• _Exercise aim_: Rewrite the lines from the start of the records through the line containing "score-header-total: 总分 [451, 176, 612, 218]", replacing "library" with "bookstore" and leaving everything else unchanged.

[Entries drawn from a collection]
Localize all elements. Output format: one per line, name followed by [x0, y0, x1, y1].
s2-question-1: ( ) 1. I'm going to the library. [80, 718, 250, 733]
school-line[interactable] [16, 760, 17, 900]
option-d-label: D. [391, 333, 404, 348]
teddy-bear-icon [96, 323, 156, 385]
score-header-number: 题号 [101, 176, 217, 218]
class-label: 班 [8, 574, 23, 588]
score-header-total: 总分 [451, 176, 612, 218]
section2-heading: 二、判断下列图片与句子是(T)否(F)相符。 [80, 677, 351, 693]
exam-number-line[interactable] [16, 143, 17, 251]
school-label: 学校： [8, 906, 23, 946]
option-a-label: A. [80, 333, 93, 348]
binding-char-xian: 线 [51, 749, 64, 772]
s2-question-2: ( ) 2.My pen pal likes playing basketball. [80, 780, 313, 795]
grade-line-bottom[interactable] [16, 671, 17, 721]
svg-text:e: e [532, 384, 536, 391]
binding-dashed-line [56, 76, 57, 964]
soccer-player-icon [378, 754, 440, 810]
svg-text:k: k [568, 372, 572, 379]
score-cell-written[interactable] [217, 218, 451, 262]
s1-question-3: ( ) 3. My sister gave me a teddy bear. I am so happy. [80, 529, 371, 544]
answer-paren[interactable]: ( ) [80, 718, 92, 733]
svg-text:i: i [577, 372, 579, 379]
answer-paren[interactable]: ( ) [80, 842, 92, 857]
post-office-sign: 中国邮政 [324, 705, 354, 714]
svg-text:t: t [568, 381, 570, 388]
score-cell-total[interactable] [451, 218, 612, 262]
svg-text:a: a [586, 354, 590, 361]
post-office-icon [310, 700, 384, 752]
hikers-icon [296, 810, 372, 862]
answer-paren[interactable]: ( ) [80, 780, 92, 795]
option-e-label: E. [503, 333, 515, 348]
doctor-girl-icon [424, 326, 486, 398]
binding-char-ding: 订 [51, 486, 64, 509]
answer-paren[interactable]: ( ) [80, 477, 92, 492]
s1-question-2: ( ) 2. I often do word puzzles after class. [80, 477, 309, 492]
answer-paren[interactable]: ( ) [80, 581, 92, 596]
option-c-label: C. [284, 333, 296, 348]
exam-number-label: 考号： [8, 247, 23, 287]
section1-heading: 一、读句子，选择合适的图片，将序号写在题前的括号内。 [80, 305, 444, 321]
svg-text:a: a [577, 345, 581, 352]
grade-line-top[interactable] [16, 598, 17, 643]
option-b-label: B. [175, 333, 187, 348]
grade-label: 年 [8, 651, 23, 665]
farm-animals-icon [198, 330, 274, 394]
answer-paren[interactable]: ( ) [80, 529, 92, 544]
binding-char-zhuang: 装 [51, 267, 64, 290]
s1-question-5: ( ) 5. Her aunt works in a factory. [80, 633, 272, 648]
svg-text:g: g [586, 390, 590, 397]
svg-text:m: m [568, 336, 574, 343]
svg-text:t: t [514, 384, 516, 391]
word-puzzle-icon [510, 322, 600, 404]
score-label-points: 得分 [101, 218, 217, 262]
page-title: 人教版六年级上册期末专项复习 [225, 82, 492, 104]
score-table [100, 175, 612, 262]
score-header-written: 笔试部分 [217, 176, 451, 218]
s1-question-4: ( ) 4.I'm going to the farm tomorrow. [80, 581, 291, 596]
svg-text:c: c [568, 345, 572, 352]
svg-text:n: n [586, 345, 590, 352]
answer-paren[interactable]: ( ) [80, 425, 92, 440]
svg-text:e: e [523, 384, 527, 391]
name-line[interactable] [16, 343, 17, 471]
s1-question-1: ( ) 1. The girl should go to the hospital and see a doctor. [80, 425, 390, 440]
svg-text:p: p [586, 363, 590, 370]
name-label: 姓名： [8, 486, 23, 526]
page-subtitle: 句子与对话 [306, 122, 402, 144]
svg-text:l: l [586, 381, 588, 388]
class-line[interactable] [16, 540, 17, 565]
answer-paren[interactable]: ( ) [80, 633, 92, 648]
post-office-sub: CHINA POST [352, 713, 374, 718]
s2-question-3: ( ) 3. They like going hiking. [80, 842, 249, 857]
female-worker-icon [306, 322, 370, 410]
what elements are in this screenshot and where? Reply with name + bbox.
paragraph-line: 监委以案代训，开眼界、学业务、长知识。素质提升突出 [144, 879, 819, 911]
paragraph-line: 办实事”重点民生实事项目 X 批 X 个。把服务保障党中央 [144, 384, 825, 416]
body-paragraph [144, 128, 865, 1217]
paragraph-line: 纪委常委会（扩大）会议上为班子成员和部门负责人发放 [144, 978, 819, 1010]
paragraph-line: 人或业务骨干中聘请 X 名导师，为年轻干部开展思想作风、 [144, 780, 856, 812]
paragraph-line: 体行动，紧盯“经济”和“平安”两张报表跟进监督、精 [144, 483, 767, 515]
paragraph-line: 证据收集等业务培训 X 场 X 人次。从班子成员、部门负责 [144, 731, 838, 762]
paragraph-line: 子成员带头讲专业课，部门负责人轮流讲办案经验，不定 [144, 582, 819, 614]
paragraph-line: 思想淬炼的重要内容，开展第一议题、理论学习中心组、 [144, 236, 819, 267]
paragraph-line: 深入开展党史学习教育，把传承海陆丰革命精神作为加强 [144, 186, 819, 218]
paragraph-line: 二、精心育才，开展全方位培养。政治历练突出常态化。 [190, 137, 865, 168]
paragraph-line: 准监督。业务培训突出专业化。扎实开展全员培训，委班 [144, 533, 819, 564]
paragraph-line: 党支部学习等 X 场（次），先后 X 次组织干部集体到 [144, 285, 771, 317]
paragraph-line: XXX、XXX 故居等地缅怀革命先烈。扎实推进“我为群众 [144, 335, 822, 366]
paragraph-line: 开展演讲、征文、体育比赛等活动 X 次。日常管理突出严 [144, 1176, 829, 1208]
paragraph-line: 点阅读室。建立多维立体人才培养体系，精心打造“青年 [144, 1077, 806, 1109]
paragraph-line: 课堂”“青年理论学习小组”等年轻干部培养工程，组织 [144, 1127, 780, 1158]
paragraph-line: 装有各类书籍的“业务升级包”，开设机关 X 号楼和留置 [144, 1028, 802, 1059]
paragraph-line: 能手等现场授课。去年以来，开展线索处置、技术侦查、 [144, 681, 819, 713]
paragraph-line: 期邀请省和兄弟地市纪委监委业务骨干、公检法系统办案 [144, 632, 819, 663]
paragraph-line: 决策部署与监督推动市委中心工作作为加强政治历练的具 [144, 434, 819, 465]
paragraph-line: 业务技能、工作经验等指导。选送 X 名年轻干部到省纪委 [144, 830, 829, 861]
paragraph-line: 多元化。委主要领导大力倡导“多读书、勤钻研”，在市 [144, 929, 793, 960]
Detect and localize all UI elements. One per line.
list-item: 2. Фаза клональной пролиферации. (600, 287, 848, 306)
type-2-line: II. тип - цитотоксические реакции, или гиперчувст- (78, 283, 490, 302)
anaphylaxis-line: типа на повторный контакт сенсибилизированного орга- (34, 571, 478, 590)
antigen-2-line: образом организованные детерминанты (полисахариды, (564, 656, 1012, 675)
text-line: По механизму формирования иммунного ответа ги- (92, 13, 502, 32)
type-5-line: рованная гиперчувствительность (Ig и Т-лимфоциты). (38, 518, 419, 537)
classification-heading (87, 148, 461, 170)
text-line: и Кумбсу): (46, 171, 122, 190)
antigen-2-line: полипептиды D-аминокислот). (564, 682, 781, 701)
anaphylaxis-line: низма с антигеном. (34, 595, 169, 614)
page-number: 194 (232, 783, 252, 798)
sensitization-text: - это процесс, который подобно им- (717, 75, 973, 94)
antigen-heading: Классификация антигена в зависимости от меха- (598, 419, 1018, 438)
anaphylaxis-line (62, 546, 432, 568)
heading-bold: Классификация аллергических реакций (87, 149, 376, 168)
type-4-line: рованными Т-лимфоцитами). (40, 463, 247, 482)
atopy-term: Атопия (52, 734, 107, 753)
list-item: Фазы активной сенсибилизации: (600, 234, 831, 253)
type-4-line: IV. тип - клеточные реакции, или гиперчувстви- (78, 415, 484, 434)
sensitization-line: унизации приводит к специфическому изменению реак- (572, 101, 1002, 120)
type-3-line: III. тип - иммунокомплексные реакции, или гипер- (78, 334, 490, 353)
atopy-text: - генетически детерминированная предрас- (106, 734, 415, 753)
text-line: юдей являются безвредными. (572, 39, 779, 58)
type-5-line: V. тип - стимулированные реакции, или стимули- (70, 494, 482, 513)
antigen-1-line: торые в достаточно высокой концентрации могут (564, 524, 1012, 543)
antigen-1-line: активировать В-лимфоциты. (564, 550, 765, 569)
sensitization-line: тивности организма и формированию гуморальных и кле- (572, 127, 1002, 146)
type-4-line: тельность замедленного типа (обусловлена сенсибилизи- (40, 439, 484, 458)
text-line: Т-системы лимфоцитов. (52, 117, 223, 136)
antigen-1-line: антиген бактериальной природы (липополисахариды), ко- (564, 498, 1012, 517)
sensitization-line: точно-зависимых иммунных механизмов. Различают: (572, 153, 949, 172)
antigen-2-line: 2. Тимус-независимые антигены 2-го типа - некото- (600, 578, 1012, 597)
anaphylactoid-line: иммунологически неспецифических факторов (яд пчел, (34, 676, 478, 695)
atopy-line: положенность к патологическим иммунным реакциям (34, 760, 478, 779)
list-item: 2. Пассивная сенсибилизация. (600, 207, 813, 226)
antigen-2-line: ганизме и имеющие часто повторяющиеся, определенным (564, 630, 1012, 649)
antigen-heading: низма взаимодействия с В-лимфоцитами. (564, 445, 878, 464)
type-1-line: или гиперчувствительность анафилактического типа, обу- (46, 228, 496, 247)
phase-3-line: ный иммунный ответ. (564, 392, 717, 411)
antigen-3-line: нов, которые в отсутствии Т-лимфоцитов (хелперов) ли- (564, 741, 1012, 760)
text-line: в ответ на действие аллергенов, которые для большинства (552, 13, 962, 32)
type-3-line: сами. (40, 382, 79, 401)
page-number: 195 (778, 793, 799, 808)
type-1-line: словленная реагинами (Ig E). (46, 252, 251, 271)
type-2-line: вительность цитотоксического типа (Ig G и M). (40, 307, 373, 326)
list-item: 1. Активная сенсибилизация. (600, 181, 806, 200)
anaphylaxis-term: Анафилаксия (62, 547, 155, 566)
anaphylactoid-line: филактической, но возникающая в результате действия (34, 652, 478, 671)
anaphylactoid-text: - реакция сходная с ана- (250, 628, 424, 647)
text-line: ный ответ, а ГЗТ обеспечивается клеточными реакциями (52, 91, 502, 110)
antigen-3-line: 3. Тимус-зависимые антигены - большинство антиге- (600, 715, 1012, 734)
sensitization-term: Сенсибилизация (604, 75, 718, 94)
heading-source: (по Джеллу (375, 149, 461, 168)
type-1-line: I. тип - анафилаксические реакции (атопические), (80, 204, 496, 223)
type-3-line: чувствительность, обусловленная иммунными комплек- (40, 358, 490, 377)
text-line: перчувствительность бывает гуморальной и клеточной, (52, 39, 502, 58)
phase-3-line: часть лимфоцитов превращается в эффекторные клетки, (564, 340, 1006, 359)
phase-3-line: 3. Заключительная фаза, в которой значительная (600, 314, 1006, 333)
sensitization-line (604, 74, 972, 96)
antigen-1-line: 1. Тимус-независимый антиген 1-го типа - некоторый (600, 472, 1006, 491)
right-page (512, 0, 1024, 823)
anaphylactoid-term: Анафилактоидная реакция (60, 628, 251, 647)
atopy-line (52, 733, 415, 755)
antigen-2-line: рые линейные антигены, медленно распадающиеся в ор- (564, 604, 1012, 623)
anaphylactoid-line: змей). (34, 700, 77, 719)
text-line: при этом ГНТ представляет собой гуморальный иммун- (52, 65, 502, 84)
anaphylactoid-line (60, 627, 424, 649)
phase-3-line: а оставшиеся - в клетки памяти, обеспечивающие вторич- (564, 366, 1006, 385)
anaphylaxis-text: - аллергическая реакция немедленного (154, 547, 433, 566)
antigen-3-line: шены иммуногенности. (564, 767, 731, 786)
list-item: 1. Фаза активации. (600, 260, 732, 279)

• _Response for this exercise_:
Localize all elements. Output format: one per line, name followed by [x0, y0, x1, y1].
s2-question-1: ( ) 1. I'm going to the bookstore. [80, 718, 250, 733]
school-line[interactable] [16, 760, 17, 900]
option-d-label: D. [391, 333, 404, 348]
teddy-bear-icon [96, 323, 156, 385]
score-header-number: 题号 [101, 176, 217, 218]
class-label: 班 [8, 574, 23, 588]
score-header-total: 总分 [451, 176, 612, 218]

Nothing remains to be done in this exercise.